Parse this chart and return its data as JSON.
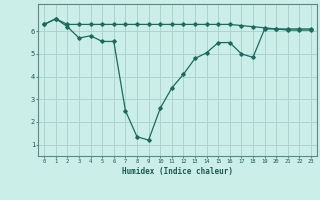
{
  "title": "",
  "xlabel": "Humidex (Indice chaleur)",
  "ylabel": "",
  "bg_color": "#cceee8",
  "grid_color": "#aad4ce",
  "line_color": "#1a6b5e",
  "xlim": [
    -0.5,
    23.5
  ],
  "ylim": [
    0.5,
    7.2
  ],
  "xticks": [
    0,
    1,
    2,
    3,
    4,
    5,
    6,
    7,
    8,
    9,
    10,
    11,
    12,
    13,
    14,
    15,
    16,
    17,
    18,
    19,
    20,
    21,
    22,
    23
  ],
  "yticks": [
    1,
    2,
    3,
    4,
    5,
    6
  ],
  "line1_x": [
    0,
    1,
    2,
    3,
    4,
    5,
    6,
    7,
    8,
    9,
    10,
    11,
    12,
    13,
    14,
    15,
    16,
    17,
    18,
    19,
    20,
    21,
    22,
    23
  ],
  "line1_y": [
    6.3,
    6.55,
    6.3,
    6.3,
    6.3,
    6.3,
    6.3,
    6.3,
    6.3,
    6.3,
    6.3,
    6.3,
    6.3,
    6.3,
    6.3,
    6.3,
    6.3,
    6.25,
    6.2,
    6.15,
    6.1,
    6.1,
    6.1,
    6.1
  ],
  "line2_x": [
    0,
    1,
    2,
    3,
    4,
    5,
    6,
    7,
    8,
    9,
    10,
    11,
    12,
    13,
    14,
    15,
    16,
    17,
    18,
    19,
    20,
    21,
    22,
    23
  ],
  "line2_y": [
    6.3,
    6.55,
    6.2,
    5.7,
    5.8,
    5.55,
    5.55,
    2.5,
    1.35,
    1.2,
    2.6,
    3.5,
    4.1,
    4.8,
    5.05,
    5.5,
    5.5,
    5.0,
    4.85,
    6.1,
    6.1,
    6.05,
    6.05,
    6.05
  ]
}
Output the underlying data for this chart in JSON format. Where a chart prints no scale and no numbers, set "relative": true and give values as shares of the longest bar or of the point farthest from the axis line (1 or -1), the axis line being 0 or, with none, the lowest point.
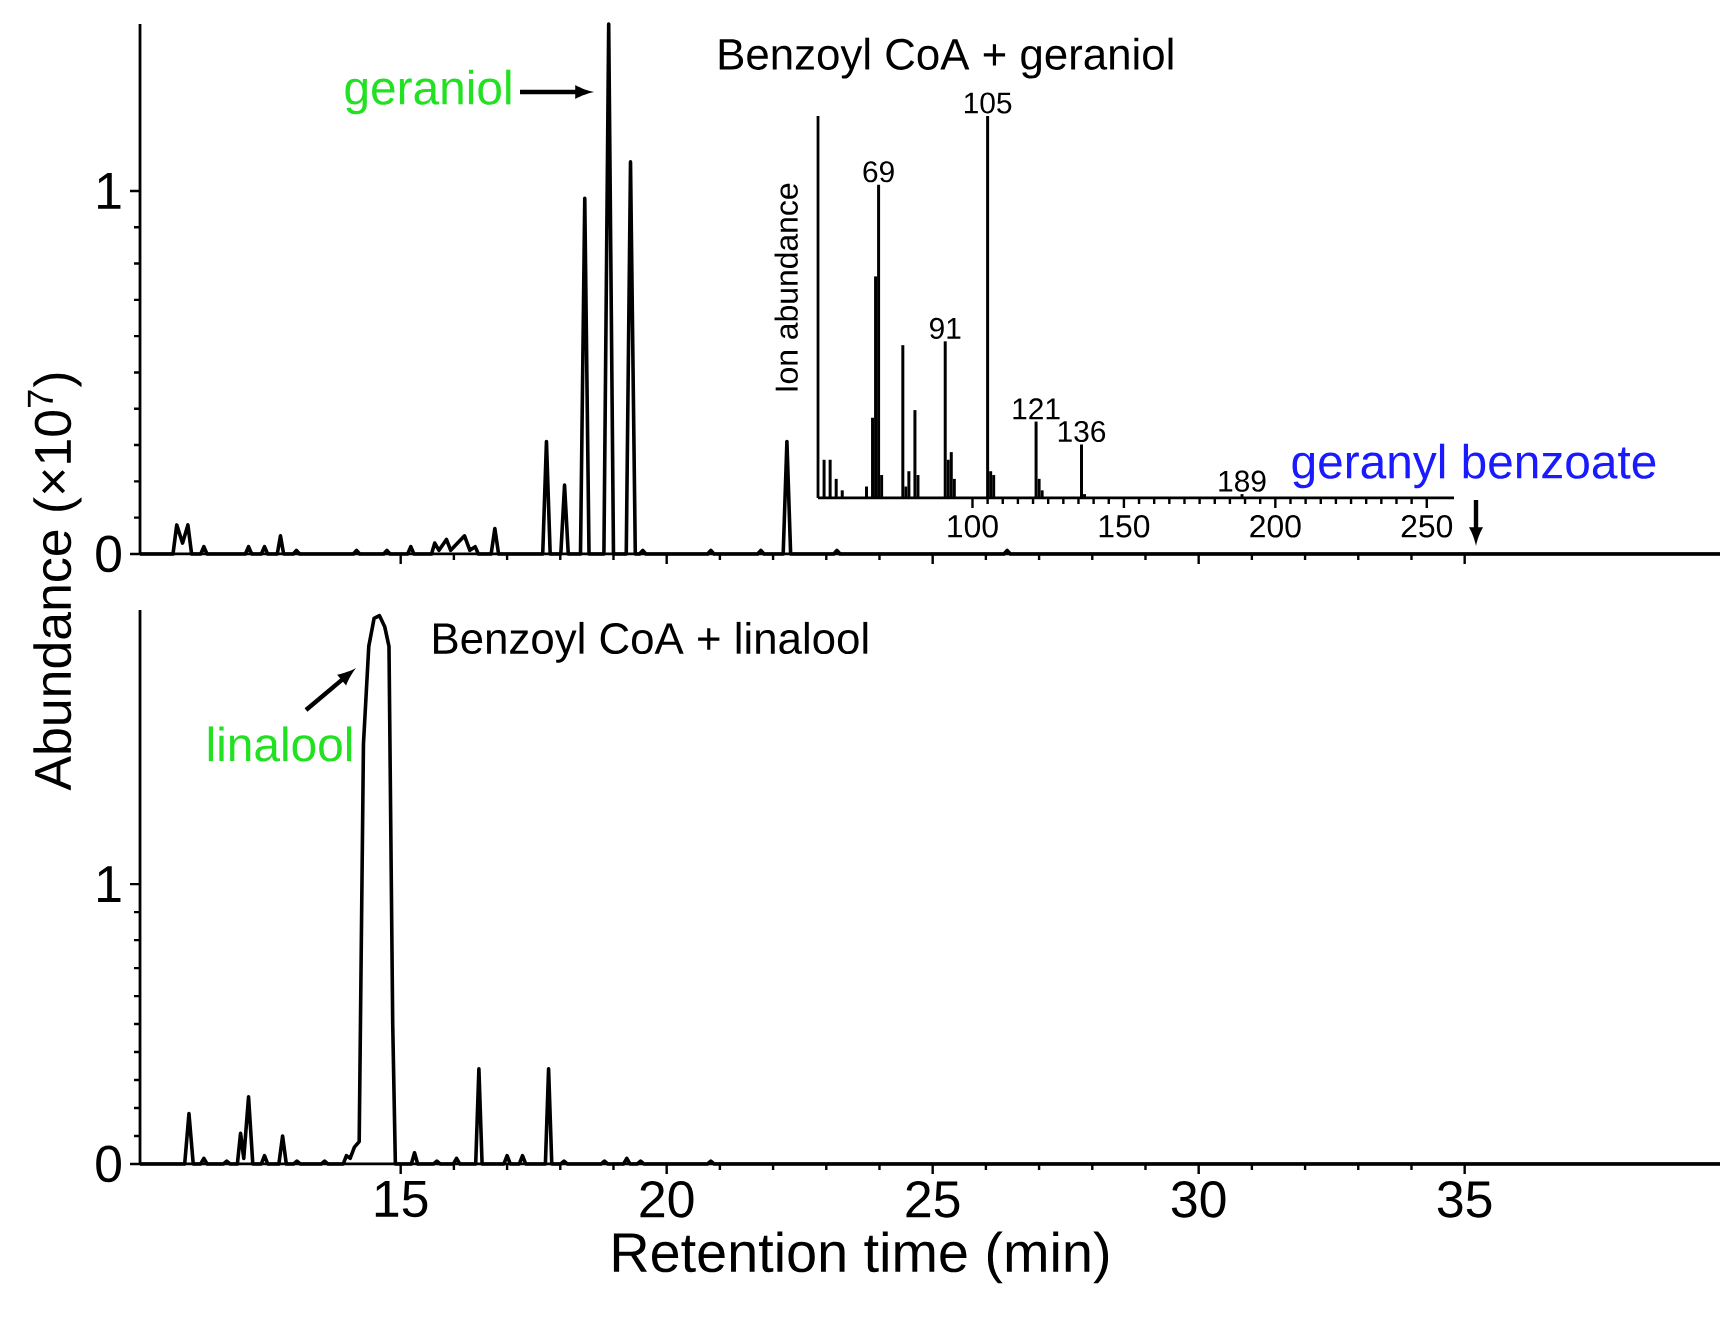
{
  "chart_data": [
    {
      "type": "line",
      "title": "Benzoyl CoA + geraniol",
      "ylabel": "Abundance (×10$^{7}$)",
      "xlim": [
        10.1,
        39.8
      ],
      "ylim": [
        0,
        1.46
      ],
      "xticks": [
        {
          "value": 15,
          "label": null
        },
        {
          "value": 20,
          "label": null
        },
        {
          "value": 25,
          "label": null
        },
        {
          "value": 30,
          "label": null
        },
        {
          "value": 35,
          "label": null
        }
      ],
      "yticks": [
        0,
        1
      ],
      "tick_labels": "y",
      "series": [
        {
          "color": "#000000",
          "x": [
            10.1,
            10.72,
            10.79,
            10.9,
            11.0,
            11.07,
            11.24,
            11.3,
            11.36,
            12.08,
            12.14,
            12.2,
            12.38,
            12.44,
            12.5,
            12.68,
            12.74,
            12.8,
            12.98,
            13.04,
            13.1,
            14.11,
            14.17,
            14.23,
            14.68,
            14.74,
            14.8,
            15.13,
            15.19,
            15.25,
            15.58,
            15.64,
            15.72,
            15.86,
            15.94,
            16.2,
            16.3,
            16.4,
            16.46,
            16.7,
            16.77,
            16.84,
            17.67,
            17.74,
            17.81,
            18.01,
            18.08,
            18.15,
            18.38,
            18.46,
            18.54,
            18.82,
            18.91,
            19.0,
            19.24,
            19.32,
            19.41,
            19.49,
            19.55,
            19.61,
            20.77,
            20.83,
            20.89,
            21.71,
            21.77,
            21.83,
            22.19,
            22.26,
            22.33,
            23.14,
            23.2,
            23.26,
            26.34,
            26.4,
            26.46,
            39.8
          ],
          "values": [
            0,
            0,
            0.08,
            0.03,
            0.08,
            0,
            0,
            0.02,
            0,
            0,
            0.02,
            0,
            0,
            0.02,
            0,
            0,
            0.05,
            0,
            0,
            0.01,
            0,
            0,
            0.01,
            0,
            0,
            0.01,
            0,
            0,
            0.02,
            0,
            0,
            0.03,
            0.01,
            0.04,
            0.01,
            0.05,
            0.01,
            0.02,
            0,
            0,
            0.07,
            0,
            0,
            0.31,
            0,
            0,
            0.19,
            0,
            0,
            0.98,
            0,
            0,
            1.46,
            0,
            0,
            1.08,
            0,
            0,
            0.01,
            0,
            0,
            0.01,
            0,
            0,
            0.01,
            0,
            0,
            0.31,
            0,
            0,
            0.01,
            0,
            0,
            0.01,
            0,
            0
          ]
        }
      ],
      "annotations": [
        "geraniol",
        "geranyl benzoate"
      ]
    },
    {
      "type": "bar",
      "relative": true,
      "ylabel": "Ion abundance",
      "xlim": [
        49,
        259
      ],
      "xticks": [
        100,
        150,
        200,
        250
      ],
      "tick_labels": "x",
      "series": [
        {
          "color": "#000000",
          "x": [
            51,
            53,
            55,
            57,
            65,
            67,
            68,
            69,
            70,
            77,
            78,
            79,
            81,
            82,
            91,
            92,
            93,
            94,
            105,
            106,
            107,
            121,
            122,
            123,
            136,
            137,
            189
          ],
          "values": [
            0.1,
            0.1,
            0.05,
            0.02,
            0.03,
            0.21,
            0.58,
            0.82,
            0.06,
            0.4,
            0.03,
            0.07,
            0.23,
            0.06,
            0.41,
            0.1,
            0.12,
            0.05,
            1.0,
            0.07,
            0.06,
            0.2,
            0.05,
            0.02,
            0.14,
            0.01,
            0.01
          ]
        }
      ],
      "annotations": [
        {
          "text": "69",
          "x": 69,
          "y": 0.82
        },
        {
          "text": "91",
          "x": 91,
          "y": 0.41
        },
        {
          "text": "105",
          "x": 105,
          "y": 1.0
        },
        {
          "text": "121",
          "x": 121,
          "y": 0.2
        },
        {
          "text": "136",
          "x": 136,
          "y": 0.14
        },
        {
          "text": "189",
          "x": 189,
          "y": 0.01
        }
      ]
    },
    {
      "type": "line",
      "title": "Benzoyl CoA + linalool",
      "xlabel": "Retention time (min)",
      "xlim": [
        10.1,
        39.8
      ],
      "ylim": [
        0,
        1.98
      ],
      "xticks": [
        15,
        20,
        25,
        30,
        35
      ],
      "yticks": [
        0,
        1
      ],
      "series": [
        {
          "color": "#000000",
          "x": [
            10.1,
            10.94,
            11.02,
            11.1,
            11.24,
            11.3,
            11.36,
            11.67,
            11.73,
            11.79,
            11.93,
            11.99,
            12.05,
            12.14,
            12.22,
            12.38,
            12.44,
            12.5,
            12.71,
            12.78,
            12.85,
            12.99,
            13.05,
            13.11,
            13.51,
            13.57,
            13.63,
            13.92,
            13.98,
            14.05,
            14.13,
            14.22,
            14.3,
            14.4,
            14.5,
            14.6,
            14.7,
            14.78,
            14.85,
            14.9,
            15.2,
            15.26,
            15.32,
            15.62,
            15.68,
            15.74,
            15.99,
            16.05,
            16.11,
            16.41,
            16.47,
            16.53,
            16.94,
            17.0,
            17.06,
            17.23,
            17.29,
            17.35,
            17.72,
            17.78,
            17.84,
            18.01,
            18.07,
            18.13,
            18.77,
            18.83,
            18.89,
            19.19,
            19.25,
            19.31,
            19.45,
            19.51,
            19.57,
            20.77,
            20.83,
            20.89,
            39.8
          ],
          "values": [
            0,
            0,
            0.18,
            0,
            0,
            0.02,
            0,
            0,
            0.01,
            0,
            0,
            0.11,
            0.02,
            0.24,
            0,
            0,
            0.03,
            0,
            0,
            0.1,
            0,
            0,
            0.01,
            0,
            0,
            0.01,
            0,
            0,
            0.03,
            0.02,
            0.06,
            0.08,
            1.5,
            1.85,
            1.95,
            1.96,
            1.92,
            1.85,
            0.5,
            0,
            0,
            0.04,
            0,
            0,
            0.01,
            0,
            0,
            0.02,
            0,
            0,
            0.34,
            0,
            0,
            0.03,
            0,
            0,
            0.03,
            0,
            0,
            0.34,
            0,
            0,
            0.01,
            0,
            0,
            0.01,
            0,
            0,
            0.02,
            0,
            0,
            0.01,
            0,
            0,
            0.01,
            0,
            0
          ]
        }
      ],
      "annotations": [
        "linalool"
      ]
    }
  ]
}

* * * * * * *

REQUIREMENT: Return every line containing "xlabel".

RESULT BELOW:
  "xlabel": "Humidex (Indice chaleur)",
      "xlabel": "Retention time (min)",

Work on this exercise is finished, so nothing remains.